Wherever a line in the data below holds "председателя", copy that line.

** start Information given **

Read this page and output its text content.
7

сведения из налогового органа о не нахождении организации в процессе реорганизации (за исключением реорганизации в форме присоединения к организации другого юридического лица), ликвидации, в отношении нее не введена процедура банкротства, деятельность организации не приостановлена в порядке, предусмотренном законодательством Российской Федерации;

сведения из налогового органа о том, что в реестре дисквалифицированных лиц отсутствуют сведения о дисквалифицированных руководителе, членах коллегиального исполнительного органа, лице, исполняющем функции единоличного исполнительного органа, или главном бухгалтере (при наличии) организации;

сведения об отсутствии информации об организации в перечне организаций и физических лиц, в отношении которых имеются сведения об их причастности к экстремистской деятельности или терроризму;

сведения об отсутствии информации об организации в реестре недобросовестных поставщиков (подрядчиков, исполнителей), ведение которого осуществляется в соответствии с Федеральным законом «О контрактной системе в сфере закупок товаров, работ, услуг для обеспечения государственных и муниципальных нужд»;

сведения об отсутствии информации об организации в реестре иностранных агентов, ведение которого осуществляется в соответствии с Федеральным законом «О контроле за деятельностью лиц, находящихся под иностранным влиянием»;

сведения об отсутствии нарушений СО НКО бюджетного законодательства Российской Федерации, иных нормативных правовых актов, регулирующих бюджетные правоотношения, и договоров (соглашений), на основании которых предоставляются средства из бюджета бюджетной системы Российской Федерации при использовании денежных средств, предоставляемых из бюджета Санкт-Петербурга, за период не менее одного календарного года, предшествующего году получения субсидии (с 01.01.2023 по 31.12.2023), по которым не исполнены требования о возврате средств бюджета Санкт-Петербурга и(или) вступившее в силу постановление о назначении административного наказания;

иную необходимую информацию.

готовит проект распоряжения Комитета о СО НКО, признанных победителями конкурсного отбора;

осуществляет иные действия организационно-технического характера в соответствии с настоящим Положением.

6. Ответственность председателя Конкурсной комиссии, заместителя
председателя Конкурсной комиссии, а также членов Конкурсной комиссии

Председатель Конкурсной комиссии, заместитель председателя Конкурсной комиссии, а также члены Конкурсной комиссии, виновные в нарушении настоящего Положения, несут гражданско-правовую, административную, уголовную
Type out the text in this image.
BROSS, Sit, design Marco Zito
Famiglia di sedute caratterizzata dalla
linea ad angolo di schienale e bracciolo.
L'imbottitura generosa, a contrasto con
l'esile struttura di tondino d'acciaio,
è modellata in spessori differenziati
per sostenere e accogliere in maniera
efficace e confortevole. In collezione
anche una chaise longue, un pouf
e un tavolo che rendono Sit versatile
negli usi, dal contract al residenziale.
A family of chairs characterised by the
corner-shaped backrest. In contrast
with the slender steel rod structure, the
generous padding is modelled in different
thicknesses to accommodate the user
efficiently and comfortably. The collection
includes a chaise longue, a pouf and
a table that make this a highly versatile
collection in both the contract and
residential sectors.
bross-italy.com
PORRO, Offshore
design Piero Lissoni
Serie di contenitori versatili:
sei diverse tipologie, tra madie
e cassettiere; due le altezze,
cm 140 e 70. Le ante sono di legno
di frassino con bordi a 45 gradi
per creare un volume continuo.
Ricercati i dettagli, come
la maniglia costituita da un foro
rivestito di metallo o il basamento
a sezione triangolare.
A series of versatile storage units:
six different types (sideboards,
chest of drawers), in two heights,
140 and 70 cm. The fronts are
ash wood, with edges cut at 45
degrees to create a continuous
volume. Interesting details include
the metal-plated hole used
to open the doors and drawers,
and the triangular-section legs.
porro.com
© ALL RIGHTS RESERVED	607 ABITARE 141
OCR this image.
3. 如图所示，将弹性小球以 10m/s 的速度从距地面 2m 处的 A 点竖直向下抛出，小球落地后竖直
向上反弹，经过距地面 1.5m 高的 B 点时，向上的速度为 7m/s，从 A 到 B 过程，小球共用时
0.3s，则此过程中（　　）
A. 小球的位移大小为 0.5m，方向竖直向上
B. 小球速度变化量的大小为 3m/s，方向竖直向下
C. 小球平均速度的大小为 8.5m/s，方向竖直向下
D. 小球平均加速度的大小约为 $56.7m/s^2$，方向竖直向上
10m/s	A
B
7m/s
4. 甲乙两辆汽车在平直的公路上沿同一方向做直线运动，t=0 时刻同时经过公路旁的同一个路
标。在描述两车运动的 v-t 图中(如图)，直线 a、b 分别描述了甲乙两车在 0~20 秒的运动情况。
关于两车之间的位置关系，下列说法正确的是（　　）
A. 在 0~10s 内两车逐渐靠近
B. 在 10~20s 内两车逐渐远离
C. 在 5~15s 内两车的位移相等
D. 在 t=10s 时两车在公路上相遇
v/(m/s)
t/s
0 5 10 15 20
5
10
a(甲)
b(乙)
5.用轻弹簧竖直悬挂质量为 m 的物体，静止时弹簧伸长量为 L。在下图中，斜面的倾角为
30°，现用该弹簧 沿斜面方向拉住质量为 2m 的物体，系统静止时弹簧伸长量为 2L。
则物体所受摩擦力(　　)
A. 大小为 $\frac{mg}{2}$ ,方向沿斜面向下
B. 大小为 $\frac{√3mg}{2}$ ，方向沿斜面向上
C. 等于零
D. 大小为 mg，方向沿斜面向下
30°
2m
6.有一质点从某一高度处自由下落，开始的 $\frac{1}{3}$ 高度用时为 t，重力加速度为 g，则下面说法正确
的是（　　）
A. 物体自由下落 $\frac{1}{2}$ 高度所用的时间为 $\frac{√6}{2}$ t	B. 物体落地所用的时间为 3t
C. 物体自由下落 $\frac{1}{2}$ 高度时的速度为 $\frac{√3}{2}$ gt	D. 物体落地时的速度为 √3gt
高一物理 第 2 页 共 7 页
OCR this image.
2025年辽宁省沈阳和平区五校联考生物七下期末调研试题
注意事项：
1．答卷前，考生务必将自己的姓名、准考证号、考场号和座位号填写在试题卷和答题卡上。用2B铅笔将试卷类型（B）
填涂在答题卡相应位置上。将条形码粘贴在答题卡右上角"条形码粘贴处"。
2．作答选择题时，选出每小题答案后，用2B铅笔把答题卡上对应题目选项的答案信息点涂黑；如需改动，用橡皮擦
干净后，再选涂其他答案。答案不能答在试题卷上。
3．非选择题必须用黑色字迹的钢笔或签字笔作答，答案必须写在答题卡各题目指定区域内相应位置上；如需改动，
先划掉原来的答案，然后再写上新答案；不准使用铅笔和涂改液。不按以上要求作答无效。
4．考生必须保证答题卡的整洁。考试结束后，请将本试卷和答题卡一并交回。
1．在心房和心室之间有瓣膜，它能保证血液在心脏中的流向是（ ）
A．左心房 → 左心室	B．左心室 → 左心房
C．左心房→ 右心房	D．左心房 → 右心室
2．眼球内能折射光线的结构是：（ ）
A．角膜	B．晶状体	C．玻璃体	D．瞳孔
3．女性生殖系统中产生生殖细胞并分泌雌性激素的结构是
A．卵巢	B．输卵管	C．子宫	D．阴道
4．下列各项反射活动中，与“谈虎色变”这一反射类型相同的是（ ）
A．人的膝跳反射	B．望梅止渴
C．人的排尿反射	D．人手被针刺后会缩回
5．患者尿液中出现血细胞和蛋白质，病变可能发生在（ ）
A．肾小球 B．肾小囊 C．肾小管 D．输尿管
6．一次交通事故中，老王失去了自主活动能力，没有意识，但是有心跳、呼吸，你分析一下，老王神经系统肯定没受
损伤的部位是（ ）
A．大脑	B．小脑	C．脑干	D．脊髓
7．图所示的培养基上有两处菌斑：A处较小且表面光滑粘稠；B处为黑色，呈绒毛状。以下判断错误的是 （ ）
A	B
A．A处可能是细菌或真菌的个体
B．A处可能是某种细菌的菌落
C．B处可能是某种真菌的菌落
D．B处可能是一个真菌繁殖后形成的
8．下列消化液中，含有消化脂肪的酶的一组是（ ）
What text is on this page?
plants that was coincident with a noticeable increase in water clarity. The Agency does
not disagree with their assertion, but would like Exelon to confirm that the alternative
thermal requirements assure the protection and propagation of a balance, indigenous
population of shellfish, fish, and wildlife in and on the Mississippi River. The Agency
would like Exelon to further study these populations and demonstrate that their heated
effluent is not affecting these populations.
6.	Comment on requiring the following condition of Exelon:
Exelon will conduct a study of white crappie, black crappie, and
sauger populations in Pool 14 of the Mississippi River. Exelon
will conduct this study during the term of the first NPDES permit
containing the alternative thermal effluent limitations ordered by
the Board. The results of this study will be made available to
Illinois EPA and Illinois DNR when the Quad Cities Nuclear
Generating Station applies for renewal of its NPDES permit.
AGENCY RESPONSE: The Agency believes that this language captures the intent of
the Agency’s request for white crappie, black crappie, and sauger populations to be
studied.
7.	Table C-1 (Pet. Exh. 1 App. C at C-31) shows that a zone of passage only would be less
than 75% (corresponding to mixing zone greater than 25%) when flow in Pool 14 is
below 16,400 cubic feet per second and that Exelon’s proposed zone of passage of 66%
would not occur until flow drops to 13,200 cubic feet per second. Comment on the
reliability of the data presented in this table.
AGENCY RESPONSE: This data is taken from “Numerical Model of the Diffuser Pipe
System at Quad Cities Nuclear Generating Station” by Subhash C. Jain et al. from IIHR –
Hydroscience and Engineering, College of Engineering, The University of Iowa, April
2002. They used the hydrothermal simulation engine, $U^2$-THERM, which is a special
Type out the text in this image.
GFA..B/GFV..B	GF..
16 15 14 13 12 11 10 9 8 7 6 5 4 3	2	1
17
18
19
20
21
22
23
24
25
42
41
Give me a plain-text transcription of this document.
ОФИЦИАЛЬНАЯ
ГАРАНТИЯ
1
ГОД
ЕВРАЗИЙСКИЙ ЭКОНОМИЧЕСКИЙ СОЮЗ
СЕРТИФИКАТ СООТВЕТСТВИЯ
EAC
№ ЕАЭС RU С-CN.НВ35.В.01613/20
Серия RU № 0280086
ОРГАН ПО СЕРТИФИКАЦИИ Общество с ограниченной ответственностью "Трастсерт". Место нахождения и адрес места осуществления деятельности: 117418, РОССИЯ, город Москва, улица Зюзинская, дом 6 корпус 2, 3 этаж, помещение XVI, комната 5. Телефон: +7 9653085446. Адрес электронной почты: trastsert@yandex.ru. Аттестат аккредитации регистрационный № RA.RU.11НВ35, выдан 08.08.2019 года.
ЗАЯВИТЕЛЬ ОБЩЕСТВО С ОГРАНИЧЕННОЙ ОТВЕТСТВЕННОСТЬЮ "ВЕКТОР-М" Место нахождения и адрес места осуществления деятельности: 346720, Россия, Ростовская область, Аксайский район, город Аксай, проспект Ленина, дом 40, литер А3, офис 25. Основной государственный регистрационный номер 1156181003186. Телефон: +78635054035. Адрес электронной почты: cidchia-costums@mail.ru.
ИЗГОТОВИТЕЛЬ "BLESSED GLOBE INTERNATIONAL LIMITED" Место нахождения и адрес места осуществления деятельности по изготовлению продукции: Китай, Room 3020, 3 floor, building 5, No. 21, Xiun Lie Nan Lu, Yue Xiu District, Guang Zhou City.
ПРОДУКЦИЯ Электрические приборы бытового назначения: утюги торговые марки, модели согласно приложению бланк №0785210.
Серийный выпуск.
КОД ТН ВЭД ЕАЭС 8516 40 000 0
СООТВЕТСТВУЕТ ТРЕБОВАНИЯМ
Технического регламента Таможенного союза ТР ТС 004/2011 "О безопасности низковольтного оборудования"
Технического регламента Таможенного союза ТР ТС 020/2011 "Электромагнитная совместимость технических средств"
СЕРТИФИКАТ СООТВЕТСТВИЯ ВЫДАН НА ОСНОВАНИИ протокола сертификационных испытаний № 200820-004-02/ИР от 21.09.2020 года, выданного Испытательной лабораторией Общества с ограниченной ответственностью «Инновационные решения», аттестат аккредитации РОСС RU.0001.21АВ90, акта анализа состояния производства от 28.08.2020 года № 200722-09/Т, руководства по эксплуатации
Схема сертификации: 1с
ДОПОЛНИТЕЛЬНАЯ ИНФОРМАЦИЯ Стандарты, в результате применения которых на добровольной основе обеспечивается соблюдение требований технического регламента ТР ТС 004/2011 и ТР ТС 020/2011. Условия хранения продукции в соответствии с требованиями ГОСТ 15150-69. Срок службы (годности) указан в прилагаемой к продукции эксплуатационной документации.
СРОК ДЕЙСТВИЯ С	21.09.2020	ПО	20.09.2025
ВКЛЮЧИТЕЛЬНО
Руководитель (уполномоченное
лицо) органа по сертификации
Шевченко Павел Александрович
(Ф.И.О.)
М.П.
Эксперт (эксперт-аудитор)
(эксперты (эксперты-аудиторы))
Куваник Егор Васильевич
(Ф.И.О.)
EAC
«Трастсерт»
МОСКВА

** end Information given **

Right answer:
6. Ответственность председателя Конкурсной комиссии, заместителя
председателя Конкурсной комиссии, а также членов Конкурсной комиссии
Председатель Конкурсной комиссии, заместитель председателя Конкурсной комиссии, а также члены Конкурсной комиссии, виновные в нарушении настоящего Положения, несут гражданско-правовую, административную, уголовную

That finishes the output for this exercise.